-- Start Record extracts --
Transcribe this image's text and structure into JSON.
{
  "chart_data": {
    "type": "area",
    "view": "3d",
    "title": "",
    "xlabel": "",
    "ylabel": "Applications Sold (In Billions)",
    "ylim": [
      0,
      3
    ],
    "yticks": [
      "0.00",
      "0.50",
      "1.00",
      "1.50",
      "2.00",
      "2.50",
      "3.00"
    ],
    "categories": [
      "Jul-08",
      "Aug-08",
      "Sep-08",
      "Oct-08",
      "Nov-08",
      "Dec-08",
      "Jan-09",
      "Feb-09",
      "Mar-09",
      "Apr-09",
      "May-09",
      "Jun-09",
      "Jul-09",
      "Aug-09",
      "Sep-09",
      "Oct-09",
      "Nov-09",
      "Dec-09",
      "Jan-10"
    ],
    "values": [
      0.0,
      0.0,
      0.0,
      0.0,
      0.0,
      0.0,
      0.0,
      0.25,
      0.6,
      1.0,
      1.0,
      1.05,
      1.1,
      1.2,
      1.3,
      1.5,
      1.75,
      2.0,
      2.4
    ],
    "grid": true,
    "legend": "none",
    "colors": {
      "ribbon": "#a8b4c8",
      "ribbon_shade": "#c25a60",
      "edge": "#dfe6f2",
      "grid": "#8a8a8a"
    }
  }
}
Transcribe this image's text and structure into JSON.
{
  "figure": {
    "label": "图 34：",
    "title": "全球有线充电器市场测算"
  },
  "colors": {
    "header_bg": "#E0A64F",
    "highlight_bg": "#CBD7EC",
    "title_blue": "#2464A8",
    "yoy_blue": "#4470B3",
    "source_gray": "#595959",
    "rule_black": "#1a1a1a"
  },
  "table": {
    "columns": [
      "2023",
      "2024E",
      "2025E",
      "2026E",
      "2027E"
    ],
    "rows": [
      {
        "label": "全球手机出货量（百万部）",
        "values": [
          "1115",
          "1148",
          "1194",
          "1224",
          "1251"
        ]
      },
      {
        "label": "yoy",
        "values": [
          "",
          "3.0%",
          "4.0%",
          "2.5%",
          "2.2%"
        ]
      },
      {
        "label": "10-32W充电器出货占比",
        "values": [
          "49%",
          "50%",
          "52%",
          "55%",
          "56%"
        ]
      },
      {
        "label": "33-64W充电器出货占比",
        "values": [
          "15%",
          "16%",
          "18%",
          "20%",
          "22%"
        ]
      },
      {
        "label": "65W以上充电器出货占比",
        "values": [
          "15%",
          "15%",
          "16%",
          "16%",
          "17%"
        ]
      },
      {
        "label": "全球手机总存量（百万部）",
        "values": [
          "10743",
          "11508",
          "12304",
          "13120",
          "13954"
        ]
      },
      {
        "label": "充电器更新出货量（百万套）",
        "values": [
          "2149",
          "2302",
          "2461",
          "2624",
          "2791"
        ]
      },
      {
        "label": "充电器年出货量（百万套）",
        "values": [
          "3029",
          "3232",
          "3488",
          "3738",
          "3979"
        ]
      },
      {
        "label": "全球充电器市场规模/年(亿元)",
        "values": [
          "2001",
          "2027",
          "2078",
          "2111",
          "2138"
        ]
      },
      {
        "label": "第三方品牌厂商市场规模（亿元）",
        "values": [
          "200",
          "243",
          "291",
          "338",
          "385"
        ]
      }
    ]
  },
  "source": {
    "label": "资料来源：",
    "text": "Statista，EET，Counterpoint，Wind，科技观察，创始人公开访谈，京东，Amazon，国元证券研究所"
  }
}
-- End Record extracts --
Aim — Restate the listing in full, word for word.

Response —
Transcribe this image's text and structure into JSON.
{
  "chart_data": {
    "type": "area",
    "view": "3d",
    "title": "",
    "xlabel": "",
    "ylabel": "Applications Sold (In Billions)",
    "ylim": [
      0,
      3
    ],
    "yticks": [
      "0.00",
      "0.50",
      "1.00",
      "1.50",
      "2.00",
      "2.50",
      "3.00"
    ],
    "categories": [
      "Jul-08",
      "Aug-08",
      "Sep-08",
      "Oct-08",
      "Nov-08",
      "Dec-08",
      "Jan-09",
      "Feb-09",
      "Mar-09",
      "Apr-09",
      "May-09",
      "Jun-09",
      "Jul-09",
      "Aug-09",
      "Sep-09",
      "Oct-09",
      "Nov-09",
      "Dec-09",
      "Jan-10"
    ],
    "values": [
      0.0,
      0.0,
      0.0,
      0.0,
      0.0,
      0.0,
      0.0,
      0.25,
      0.6,
      1.0,
      1.0,
      1.05,
      1.1,
      1.2,
      1.3,
      1.5,
      1.75,
      2.0,
      2.4
    ],
    "grid": true,
    "legend": "none",
    "colors": {
      "ribbon": "#a8b4c8",
      "ribbon_shade": "#c25a60",
      "edge": "#dfe6f2",
      "grid": "#8a8a8a"
    }
  }
}
Transcribe this image's text and structure into JSON.
{
  "figure": {
    "label": "图 34：",
    "title": "全球有线充电器市场测算"
  },
  "colors": {
    "header_bg": "#E0A64F",
    "highlight_bg": "#CBD7EC",
    "title_blue": "#2464A8",
    "yoy_blue": "#4470B3",
    "source_gray": "#595959",
    "rule_black": "#1a1a1a"
  },
  "table": {
    "columns": [
      "2023",
      "2024E",
      "2025E",
      "2026E",
      "2027E"
    ],
    "rows": [
      {
        "label": "全球手机出货量（百万部）",
        "values": [
          "1115",
          "1148",
          "1194",
          "1224",
          "1251"
        ]
      },
      {
        "label": "yoy",
        "values": [
          "",
          "3.0%",
          "4.0%",
          "2.5%",
          "2.2%"
        ]
      },
      {
        "label": "10-32W充电器出货占比",
        "values": [
          "49%",
          "50%",
          "52%",
          "55%",
          "56%"
        ]
      },
      {
        "label": "33-64W充电器出货占比",
        "values": [
          "15%",
          "16%",
          "18%",
          "20%",
          "22%"
        ]
      },
      {
        "label": "65W以上充电器出货占比",
        "values": [
          "15%",
          "15%",
          "16%",
          "16%",
          "17%"
        ]
      },
      {
        "label": "全球手机总存量（百万部）",
        "values": [
          "10743",
          "11508",
          "12304",
          "13120",
          "13954"
        ]
      },
      {
        "label": "充电器更新出货量（百万套）",
        "values": [
          "2149",
          "2302",
          "2461",
          "2624",
          "2791"
        ]
      },
      {
        "label": "充电器年出货量（百万套）",
        "values": [
          "3029",
          "3232",
          "3488",
          "3738",
          "3979"
        ]
      },
      {
        "label": "全球充电器市场规模/年(亿元)",
        "values": [
          "2001",
          "2027",
          "2078",
          "2111",
          "2138"
        ]
      },
      {
        "label": "第三方品牌厂商市场规模（亿元）",
        "values": [
          "200",
          "243",
          "291",
          "338",
          "385"
        ]
      }
    ]
  },
  "source": {
    "label": "资料来源：",
    "text": "Statista，EET，Counterpoint，Wind，科技观察，创始人公开访谈，京东，Amazon，国元证券研究所"
  }
}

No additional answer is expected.